## AIM
Scan the data for "JSON" and copy the lines it appears in.

[Stored entries]
_ _ _ _

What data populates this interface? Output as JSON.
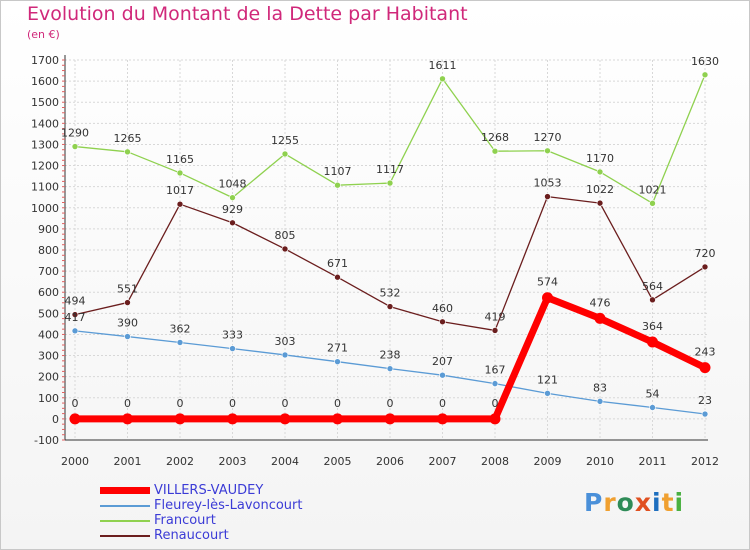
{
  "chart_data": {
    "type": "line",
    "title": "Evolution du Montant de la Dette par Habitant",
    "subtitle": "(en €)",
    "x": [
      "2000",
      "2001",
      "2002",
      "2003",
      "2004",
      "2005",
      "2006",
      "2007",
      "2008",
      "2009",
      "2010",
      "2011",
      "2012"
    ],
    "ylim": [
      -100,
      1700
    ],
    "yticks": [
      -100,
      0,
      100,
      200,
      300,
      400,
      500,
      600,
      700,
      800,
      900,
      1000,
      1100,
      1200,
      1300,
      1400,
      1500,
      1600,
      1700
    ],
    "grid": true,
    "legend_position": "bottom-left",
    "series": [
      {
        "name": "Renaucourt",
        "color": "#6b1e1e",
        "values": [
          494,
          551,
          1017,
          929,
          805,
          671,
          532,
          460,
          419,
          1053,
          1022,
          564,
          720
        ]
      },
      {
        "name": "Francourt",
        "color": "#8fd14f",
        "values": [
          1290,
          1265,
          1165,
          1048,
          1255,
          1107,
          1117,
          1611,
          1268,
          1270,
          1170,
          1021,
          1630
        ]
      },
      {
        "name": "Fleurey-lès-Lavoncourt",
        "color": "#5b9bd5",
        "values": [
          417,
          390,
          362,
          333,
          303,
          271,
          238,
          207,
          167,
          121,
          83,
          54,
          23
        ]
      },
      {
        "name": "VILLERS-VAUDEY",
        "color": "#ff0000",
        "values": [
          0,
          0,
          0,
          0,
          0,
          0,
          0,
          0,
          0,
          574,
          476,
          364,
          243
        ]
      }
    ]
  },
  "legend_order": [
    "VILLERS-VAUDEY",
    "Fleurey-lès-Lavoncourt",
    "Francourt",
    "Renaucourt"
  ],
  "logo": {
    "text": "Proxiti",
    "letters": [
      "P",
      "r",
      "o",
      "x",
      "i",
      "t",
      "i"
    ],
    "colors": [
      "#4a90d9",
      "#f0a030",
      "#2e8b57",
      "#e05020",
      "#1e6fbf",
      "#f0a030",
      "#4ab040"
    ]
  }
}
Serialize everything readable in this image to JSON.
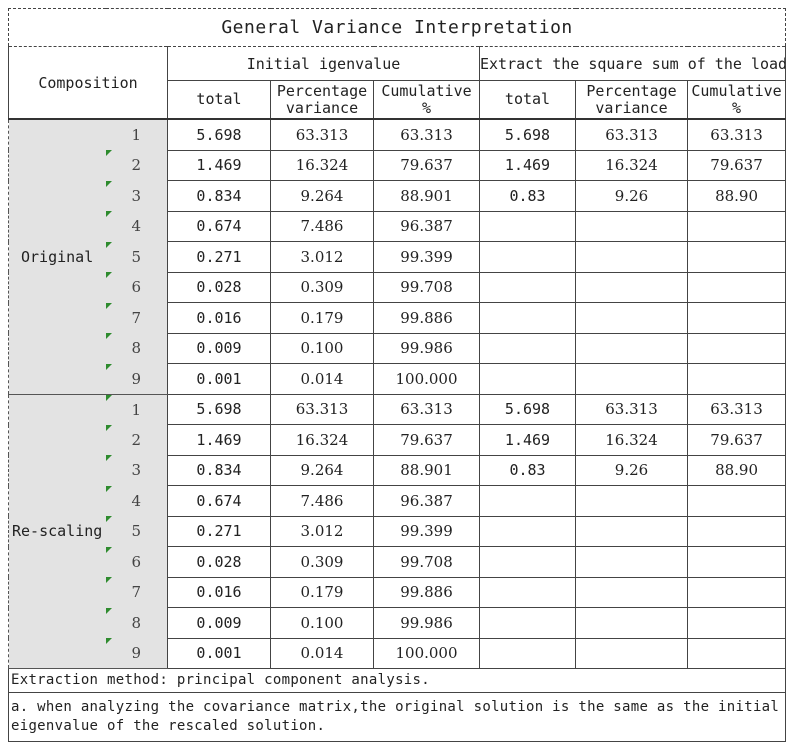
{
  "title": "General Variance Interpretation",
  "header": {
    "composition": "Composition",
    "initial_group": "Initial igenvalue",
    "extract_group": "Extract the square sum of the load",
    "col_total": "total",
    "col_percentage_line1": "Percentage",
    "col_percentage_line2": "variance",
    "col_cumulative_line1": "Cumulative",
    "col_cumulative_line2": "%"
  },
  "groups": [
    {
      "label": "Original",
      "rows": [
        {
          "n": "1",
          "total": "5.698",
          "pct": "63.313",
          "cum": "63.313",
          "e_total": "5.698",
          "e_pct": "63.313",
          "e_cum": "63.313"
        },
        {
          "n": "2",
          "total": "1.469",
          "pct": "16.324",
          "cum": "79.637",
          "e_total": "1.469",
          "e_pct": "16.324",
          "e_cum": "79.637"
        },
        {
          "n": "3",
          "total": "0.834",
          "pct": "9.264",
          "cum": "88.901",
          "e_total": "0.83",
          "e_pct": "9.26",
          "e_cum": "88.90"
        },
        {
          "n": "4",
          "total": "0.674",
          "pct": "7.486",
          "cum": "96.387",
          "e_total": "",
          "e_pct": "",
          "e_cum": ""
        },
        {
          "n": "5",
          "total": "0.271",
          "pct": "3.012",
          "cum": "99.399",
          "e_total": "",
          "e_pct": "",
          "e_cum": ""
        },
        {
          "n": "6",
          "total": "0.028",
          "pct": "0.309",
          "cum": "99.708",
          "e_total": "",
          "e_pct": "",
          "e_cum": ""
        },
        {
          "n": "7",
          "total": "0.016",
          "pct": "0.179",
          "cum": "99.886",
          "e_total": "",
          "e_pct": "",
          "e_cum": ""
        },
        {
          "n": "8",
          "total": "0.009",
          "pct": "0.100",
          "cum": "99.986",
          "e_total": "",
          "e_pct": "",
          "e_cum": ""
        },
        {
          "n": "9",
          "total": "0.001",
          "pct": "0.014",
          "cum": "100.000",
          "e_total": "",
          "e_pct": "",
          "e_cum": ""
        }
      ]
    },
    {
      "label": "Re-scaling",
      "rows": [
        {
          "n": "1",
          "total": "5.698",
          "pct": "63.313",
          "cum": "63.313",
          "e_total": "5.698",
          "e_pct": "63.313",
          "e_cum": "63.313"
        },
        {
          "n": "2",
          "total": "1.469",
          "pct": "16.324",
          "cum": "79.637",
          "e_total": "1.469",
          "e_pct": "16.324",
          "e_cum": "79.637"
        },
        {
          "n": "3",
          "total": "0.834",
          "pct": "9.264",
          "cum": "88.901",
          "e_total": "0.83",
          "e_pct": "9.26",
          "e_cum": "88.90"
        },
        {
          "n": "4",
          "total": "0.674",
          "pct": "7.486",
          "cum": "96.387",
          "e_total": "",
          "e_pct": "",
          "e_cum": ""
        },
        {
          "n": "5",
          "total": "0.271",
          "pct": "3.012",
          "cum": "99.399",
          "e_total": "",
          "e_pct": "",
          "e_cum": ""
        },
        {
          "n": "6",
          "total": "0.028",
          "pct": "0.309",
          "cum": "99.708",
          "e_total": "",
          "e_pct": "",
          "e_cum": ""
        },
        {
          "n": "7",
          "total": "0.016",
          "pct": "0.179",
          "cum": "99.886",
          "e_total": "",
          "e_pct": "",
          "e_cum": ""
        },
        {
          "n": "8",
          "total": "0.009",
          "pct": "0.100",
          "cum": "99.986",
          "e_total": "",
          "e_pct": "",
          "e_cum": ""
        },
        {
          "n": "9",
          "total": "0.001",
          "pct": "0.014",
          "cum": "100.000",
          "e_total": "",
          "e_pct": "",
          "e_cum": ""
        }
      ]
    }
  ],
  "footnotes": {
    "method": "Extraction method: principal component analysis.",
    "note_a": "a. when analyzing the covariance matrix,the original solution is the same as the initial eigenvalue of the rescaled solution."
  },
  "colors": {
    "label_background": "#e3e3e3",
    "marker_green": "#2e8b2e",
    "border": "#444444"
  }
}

_ _ _ _

## ANSWER FOR THE TASK
What data populates this interface? Output as JSON.
Serialize everything readable in this image to JSON.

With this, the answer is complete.